--- Start of TASK INPUT ---

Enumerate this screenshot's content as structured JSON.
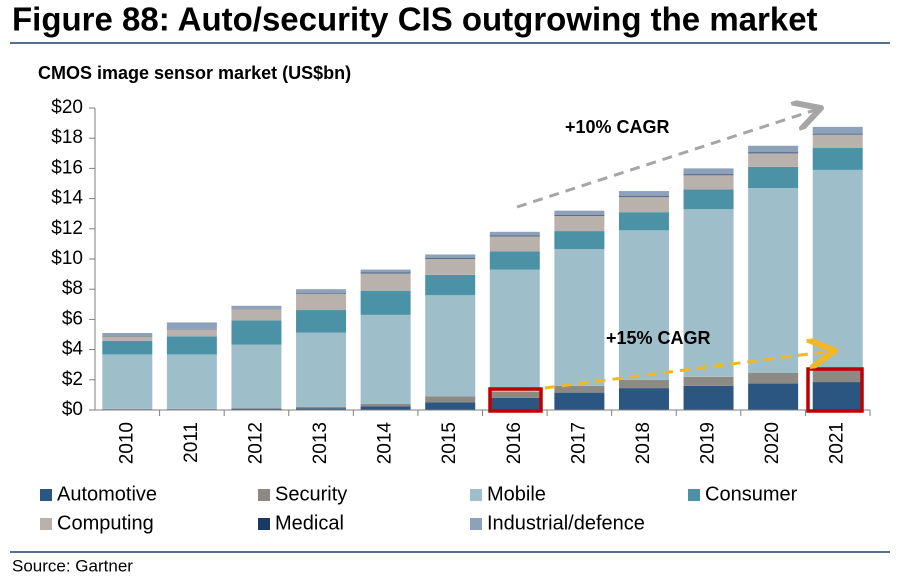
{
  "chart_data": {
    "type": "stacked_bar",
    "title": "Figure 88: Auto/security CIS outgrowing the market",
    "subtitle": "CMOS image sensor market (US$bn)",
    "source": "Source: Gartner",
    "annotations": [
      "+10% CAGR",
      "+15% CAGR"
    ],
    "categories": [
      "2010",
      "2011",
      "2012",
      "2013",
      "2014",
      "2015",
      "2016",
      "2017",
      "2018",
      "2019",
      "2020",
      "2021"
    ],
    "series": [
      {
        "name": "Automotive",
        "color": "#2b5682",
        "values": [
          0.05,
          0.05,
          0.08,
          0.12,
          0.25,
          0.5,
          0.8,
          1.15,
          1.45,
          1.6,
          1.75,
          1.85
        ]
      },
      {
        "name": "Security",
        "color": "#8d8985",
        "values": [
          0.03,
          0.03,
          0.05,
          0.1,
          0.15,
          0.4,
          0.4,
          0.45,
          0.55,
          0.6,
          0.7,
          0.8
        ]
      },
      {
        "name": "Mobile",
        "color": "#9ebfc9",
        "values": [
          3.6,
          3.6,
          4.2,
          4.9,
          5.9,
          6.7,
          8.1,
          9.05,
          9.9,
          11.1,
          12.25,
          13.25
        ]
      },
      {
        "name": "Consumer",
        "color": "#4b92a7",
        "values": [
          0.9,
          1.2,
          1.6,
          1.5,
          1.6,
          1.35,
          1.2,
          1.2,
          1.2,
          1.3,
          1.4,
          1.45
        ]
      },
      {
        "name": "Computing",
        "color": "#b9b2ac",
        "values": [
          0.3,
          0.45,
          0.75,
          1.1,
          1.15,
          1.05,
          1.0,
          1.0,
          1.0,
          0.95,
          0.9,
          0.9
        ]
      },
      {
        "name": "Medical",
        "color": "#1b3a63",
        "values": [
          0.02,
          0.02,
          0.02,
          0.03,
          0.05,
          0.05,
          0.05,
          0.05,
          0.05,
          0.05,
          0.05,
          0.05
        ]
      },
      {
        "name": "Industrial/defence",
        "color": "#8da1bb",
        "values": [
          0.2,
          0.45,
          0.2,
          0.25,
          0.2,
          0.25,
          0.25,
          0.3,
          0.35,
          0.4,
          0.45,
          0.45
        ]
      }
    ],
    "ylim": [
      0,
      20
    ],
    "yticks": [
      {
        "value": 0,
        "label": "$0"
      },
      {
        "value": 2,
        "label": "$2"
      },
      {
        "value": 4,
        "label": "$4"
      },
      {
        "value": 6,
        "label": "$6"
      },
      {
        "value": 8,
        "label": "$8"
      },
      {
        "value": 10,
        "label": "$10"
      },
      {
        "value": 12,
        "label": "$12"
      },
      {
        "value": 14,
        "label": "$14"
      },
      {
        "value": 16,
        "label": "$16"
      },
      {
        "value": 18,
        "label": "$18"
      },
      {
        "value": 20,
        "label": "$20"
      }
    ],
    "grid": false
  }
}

--- End of TASK INPUT ---
--- Start of TASK INPUT ---

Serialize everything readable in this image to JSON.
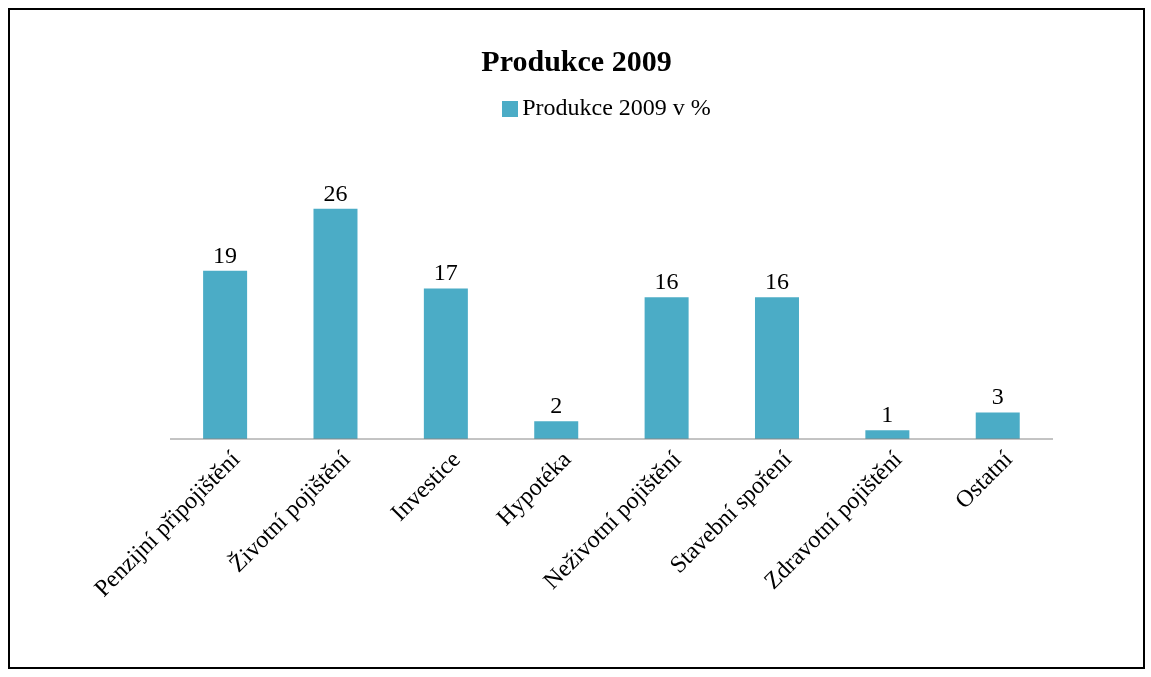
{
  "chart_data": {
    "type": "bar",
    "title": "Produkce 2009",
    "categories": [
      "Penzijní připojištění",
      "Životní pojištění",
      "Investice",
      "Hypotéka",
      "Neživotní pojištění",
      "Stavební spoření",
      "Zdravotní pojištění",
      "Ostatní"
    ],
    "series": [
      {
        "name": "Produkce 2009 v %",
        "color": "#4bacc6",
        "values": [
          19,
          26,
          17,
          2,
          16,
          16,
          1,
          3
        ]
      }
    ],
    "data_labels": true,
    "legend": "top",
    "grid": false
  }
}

--- End of TASK INPUT ---

• **WORK TO BE COMPLETED**
Every line containing the string "JSON" must be listed.

• **THE RESPONSE**
Enumerate this screenshot's content as structured JSON.
Serialize everything readable in this image to JSON.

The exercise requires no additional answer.